Exercice 1: Relevez toutes les personnes nommées dans le texte source.

Texte source:
--------

Lien social, conflit et violence en Haïti. Une étude dans la région du Sud. (2012)
Introduction


Une édition électronique réalisée à partir du texte Alain GILLES, Lien social, conflit et violence en Haïti. Une étude dans la région du Sud. PRIO Paper. Oslo, Peace Research Institute Oslo. Un rapport de recherche de 80 pages, 2012. Peace Research Institute Oslo (PRIO), Oslo, Norvège, et Centre d'études et de recherche sur le développement des cultures et des sociétés (CERDECS). Sous licence Creative Commons.

[1]

Introduction

La production quotidienne de la violence


Cette étude constitue la deuxième partie d'un projet de recherche initié au Peace Research Institute Oslo (PRIO) sous la direction du Dr Wenche Hauge avec la collaboration du Dr Rachelle Doucet dans le contexte des missions de stabilité des Nations Unies avec pour objectif d'accompagner Haïti à faire face aux violences qui y sévissaient. La première partie a été réalisée au cours des années 2007 - 2008 dans la région de l'Artibonite et s'est tout particulièrement intéressée à la question de la violence politique dont l'impact sur la société dans sa globalité lui confère une saillance expliquant l'intérêt qu'elle suscite tant auprès des leaders ou des groupes politiques, que de la communauté internationale, ou que des analystes de la scène politique haïtienne.

L'idée fondamentale orientant la deuxième partie de l'étude est que la violence politique consiste essentiellement dans l'instrumentalisation d'une violence sociale qui se produit à travers de multiples rapports sociaux, repérables tant au niveau micro des rapports interpersonnels qu'à celui relativement plus complexe des rapports de voisinage ou de quartiers. Les bidonvilles, ou plus généralement les quartiers périphériques, constituent le lieu privilégié où les rapports sociaux présentent des caractéristiques qui les rendent aptes à une instrumentalisation pour la violence. Il est important de comprendre les différents facteurs de risques par rapport au développement de comportements violents. Nous pensons qu'il faut rendre compte des différentes formes de liens sociaux au sein de la société haïtienne et en particulier dans les quartiers périphériques, et de leur relation à la violence pour permettre une analyse plus complète du phénomène de violence en Haïti.

--------

Lignes enregistrées:
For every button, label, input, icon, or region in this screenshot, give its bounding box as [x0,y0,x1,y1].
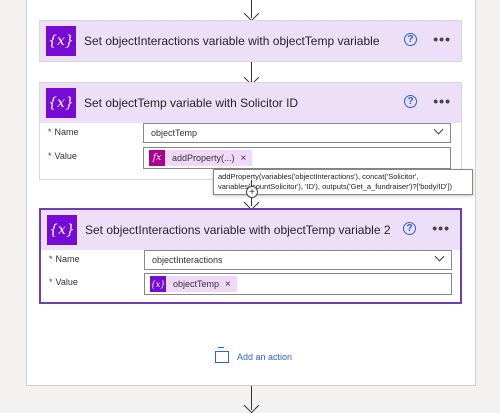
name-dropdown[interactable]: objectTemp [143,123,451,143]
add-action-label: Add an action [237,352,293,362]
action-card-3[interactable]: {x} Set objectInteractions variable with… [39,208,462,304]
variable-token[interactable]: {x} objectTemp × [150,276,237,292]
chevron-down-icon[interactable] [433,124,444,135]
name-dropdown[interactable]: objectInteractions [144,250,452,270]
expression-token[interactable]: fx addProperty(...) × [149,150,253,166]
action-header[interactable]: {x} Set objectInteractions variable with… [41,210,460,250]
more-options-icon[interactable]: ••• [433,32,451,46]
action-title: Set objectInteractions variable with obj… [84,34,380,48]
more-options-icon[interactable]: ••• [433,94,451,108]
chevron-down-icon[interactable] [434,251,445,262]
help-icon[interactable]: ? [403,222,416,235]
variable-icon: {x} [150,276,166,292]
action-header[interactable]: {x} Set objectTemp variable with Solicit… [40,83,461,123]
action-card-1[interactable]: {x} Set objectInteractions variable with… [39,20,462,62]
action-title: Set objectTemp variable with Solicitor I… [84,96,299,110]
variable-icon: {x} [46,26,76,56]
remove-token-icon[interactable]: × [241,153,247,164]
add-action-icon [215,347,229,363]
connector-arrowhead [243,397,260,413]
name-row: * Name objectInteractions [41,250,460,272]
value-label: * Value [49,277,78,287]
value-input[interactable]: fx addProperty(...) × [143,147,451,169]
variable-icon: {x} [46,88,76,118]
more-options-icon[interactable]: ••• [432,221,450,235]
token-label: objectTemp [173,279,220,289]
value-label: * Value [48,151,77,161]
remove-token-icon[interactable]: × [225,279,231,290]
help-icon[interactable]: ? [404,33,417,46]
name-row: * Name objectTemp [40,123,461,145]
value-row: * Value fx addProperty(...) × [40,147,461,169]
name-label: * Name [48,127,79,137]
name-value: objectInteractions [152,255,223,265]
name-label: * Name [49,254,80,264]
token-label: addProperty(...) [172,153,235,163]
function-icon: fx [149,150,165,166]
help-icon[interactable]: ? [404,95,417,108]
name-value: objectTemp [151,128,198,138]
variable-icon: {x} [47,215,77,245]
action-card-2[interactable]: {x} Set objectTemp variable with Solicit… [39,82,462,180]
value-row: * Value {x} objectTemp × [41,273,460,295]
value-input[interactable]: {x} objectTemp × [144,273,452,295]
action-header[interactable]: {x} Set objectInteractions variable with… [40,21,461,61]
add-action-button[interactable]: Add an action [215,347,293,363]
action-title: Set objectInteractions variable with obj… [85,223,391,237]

--------

Exercice 2: Réécrivez en tableau Markdown, avec les colonnes « Numéro » et « Contenu », le passage des lignes enregistrées allant de la ligne contenant "name-dropdown[interactable]: objectTemp [143,123,451,143]" jusqu'à celle contenant "name-value: objectInteractions [152,255,223,265]", ces deux lignes comprises, en omettant les lignes vides.

Réponse 1:
- Alain GILLES
- Wenche Hauge
- Rachelle Doucet

Réponse 2:
| Numéro | Contenu |
|---|---|
| 1 | name-dropdown[interactable]: objectTemp [143,123,451,143] |
| 2 | add-action-label: Add an action [237,352,293,362] |
| 3 | action-card-3[interactable]: {x} Set objectInteractions variable with… [39,208,462,304] |
| 4 | variable-token[interactable]: {x} objectTemp × [150,276,237,292] |
| 5 | chevron-down-icon[interactable] [433,124,444,135] |
| 6 | name-dropdown[interactable]: objectInteractions [144,250,452,270] |
| 7 | expression-token[interactable]: fx addProperty(...) × [149,150,253,166] |
| 8 | action-header[interactable]: {x} Set objectInteractions variable with… [41,210,460,250] |
| 9 | more-options-icon[interactable]: ••• [433,32,451,46] |
| 10 | action-title: Set objectInteractions variable with obj… [84,34,380,48] |
| 11 | more-options-icon[interactable]: ••• [433,94,451,108] |
| 12 | chevron-down-icon[interactable] [434,251,445,262] |
| 13 | help-icon[interactable]: ? [403,222,416,235] |
| 14 | variable-icon: {x} [150,276,166,292] |
| 15 | action-header[interactable]: {x} Set objectTemp variable with Solicit… [40,83,461,123] |
| 16 | action-card-1[interactable]: {x} Set objectInteractions variable with… [39,20,462,62] |
| 17 | action-title: Set objectTemp variable with Solicitor I… [84,96,299,110] |
| 18 | variable-icon: {x} [46,26,76,56] |
| 19 | remove-token-icon[interactable]: × [241,153,247,164] |
| 20 | add-action-icon [215,347,229,363] |
| 21 | connector-arrowhead [243,397,260,413] |
| 22 | name-row: * Name objectInteractions [41,250,460,272] |
| 23 | value-label: * Value [49,277,78,287] |
| 24 | value-input[interactable]: fx addProperty(...) × [143,147,451,169] |
| 25 | variable-icon: {x} [46,88,76,118] |
| 26 | more-options-icon[interactable]: ••• [432,221,450,235] |
| 27 | token-label: objectTemp [173,279,220,289] |
| 28 | value-label: * Value [48,151,77,161] |
| 29 | remove-token-icon[interactable]: × [225,279,231,290] |
| 30 | help-icon[interactable]: ? [404,33,417,46] |
| 31 | name-row: * Name objectTemp [40,123,461,145] |
| 32 | value-row: * Value fx addProperty(...) × [40,147,461,169] |
| 33 | name-label: * Name [48,127,79,137] |
| 34 | name-value: objectInteractions [152,255,223,265] |